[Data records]

(begin)

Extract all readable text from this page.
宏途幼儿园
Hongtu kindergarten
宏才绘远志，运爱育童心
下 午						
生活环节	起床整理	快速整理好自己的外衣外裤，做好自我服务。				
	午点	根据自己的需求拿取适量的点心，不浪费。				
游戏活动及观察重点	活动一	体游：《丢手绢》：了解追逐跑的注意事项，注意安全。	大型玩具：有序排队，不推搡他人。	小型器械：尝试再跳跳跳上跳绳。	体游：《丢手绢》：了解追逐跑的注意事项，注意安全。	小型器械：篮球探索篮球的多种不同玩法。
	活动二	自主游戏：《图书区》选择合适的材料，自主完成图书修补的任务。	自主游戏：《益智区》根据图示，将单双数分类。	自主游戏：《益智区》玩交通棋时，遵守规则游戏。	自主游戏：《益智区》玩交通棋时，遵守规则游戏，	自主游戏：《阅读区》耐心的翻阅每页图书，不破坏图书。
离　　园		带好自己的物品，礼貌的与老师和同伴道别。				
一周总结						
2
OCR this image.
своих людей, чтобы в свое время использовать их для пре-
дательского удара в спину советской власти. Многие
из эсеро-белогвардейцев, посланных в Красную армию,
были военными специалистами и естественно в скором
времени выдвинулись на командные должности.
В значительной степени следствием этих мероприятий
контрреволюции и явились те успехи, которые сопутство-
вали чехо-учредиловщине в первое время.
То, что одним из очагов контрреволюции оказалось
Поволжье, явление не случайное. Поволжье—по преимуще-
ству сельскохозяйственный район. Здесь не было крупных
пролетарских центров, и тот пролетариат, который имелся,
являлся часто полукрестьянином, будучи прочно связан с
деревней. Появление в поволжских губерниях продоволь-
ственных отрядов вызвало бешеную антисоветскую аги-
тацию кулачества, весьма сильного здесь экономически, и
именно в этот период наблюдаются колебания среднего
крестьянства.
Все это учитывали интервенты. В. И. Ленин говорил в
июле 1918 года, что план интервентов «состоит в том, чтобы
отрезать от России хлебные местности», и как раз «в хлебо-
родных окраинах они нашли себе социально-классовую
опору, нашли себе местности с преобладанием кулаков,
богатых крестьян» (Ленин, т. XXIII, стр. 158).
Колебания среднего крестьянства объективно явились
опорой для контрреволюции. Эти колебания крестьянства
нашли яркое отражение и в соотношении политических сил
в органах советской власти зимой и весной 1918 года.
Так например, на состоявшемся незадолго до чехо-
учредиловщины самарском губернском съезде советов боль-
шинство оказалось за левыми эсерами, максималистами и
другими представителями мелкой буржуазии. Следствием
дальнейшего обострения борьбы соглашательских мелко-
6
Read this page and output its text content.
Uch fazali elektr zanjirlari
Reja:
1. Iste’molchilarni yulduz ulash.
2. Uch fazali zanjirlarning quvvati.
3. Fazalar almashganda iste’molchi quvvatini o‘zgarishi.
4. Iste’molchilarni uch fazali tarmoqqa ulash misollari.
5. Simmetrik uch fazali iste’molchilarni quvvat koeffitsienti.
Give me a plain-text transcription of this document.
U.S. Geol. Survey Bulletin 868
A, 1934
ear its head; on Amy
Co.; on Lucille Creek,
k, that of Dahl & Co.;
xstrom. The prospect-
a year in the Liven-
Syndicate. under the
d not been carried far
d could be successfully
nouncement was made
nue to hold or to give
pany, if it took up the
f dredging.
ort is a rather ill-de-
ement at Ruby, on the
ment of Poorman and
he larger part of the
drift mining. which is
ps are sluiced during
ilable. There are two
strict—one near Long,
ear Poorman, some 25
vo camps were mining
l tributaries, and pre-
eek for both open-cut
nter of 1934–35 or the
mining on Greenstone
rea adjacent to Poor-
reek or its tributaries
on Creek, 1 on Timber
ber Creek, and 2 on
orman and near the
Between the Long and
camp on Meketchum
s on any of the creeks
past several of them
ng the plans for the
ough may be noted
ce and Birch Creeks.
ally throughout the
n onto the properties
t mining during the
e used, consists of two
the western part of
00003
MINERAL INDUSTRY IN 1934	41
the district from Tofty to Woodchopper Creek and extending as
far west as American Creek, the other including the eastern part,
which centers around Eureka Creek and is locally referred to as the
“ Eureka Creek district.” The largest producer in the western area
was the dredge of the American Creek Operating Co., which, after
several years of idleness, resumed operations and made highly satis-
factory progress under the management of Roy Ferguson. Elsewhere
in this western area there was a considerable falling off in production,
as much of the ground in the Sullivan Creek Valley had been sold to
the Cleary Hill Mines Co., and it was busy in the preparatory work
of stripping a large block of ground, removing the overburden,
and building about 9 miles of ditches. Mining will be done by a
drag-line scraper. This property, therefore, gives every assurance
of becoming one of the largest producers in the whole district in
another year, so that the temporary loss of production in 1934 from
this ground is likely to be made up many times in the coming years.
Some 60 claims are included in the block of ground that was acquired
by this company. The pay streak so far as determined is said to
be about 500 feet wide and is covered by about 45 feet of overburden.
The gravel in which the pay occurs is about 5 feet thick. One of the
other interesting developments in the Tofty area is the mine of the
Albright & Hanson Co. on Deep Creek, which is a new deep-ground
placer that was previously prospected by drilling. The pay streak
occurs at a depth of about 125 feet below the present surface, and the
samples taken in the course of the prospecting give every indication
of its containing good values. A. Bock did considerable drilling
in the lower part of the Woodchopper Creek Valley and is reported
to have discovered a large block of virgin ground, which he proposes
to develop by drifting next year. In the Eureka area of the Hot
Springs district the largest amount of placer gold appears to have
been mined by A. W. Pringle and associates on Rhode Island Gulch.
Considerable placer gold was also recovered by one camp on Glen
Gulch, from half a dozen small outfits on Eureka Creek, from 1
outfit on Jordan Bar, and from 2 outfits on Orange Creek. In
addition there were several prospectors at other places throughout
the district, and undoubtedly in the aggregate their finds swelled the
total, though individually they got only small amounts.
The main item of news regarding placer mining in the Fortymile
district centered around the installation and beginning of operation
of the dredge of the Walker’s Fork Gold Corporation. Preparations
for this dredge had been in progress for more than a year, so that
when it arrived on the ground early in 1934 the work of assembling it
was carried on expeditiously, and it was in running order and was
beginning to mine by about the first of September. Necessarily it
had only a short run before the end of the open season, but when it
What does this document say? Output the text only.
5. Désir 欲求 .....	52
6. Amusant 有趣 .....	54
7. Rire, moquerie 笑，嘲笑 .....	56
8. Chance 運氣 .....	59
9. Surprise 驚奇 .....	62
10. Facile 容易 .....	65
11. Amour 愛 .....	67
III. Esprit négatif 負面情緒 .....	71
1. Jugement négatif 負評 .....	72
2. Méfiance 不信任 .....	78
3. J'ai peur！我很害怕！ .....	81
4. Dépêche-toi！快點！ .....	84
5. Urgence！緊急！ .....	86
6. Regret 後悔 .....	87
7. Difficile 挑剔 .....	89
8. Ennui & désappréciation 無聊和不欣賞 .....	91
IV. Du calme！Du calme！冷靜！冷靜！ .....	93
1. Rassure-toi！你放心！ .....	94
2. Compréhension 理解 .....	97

(end)

=== SHORT EXERCISE ===
Every entry must be retyped in full, exactly as given.

=== EXERCISE OUTPUT ===
Extract all readable text from this page.
宏途幼儿园
Hongtu kindergarten
宏才绘远志，运爱育童心
下 午						
生活环节	起床整理	快速整理好自己的外衣外裤，做好自我服务。				
	午点	根据自己的需求拿取适量的点心，不浪费。				
游戏活动及观察重点	活动一	体游：《丢手绢》：了解追逐跑的注意事项，注意安全。	大型玩具：有序排队，不推搡他人。	小型器械：尝试再跳跳跳上跳绳。	体游：《丢手绢》：了解追逐跑的注意事项，注意安全。	小型器械：篮球探索篮球的多种不同玩法。
	活动二	自主游戏：《图书区》选择合适的材料，自主完成图书修补的任务。	自主游戏：《益智区》根据图示，将单双数分类。	自主游戏：《益智区》玩交通棋时，遵守规则游戏。	自主游戏：《益智区》玩交通棋时，遵守规则游戏，	自主游戏：《阅读区》耐心的翻阅每页图书，不破坏图书。
离　　园		带好自己的物品，礼貌的与老师和同伴道别。				
一周总结						
2
OCR this image.
своих людей, чтобы в свое время использовать их для пре-
дательского удара в спину советской власти. Многие
из эсеро-белогвардейцев, посланных в Красную армию,
были военными специалистами и естественно в скором
времени выдвинулись на командные должности.
В значительной степени следствием этих мероприятий
контрреволюции и явились те успехи, которые сопутство-
вали чехо-учредиловщине в первое время.
То, что одним из очагов контрреволюции оказалось
Поволжье, явление не случайное. Поволжье—по преимуще-
ству сельскохозяйственный район. Здесь не было крупных
пролетарских центров, и тот пролетариат, который имелся,
являлся часто полукрестьянином, будучи прочно связан с
деревней. Появление в поволжских губерниях продоволь-
ственных отрядов вызвало бешеную антисоветскую аги-
тацию кулачества, весьма сильного здесь экономически, и
именно в этот период наблюдаются колебания среднего
крестьянства.
Все это учитывали интервенты. В. И. Ленин говорил в
июле 1918 года, что план интервентов «состоит в том, чтобы
отрезать от России хлебные местности», и как раз «в хлебо-
родных окраинах они нашли себе социально-классовую
опору, нашли себе местности с преобладанием кулаков,
богатых крестьян» (Ленин, т. XXIII, стр. 158).
Колебания среднего крестьянства объективно явились
опорой для контрреволюции. Эти колебания крестьянства
нашли яркое отражение и в соотношении политических сил
в органах советской власти зимой и весной 1918 года.
Так например, на состоявшемся незадолго до чехо-
учредиловщины самарском губернском съезде советов боль-
шинство оказалось за левыми эсерами, максималистами и
другими представителями мелкой буржуазии. Следствием
дальнейшего обострения борьбы соглашательских мелко-
6
Read this page and output its text content.
Uch fazali elektr zanjirlari
Reja:
1. Iste’molchilarni yulduz ulash.
2. Uch fazali zanjirlarning quvvati.
3. Fazalar almashganda iste’molchi quvvatini o‘zgarishi.
4. Iste’molchilarni uch fazali tarmoqqa ulash misollari.
5. Simmetrik uch fazali iste’molchilarni quvvat koeffitsienti.
Give me a plain-text transcription of this document.
U.S. Geol. Survey Bulletin 868
A, 1934
ear its head; on Amy
Co.; on Lucille Creek,
k, that of Dahl & Co.;
xstrom. The prospect-
a year in the Liven-
Syndicate. under the
d not been carried far
d could be successfully
nouncement was made
nue to hold or to give
pany, if it took up the
f dredging.
ort is a rather ill-de-
ement at Ruby, on the
ment of Poorman and
he larger part of the
drift mining. which is
ps are sluiced during
ilable. There are two
strict—one near Long,
ear Poorman, some 25
vo camps were mining
l tributaries, and pre-
eek for both open-cut
nter of 1934–35 or the
mining on Greenstone
rea adjacent to Poor-
reek or its tributaries
on Creek, 1 on Timber
ber Creek, and 2 on
orman and near the
Between the Long and
camp on Meketchum
s on any of the creeks
past several of them
ng the plans for the
ough may be noted
ce and Birch Creeks.
ally throughout the
n onto the properties
t mining during the
e used, consists of two
the western part of
00003
MINERAL INDUSTRY IN 1934	41
the district from Tofty to Woodchopper Creek and extending as
far west as American Creek, the other including the eastern part,
which centers around Eureka Creek and is locally referred to as the
“ Eureka Creek district.” The largest producer in the western area
was the dredge of the American Creek Operating Co., which, after
several years of idleness, resumed operations and made highly satis-
factory progress under the management of Roy Ferguson. Elsewhere
in this western area there was a considerable falling off in production,
as much of the ground in the Sullivan Creek Valley had been sold to
the Cleary Hill Mines Co., and it was busy in the preparatory work
of stripping a large block of ground, removing the overburden,
and building about 9 miles of ditches. Mining will be done by a
drag-line scraper. This property, therefore, gives every assurance
of becoming one of the largest producers in the whole district in
another year, so that the temporary loss of production in 1934 from
this ground is likely to be made up many times in the coming years.
Some 60 claims are included in the block of ground that was acquired
by this company. The pay streak so far as determined is said to
be about 500 feet wide and is covered by about 45 feet of overburden.
The gravel in which the pay occurs is about 5 feet thick. One of the
other interesting developments in the Tofty area is the mine of the
Albright & Hanson Co. on Deep Creek, which is a new deep-ground
placer that was previously prospected by drilling. The pay streak
occurs at a depth of about 125 feet below the present surface, and the
samples taken in the course of the prospecting give every indication
of its containing good values. A. Bock did considerable drilling
in the lower part of the Woodchopper Creek Valley and is reported
to have discovered a large block of virgin ground, which he proposes
to develop by drifting next year. In the Eureka area of the Hot
Springs district the largest amount of placer gold appears to have
been mined by A. W. Pringle and associates on Rhode Island Gulch.
Considerable placer gold was also recovered by one camp on Glen
Gulch, from half a dozen small outfits on Eureka Creek, from 1
outfit on Jordan Bar, and from 2 outfits on Orange Creek. In
addition there were several prospectors at other places throughout
the district, and undoubtedly in the aggregate their finds swelled the
total, though individually they got only small amounts.
The main item of news regarding placer mining in the Fortymile
district centered around the installation and beginning of operation
of the dredge of the Walker’s Fork Gold Corporation. Preparations
for this dredge had been in progress for more than a year, so that
when it arrived on the ground early in 1934 the work of assembling it
was carried on expeditiously, and it was in running order and was
beginning to mine by about the first of September. Necessarily it
had only a short run before the end of the open season, but when it
What does this document say? Output the text only.
5. Désir 欲求 .....	52
6. Amusant 有趣 .....	54
7. Rire, moquerie 笑，嘲笑 .....	56
8. Chance 運氣 .....	59
9. Surprise 驚奇 .....	62
10. Facile 容易 .....	65
11. Amour 愛 .....	67
III. Esprit négatif 負面情緒 .....	71
1. Jugement négatif 負評 .....	72
2. Méfiance 不信任 .....	78
3. J'ai peur！我很害怕！ .....	81
4. Dépêche-toi！快點！ .....	84
5. Urgence！緊急！ .....	86
6. Regret 後悔 .....	87
7. Difficile 挑剔 .....	89
8. Ennui & désappréciation 無聊和不欣賞 .....	91
IV. Du calme！Du calme！冷靜！冷靜！ .....	93
1. Rassure-toi！你放心！ .....	94
2. Compréhension 理解 .....	97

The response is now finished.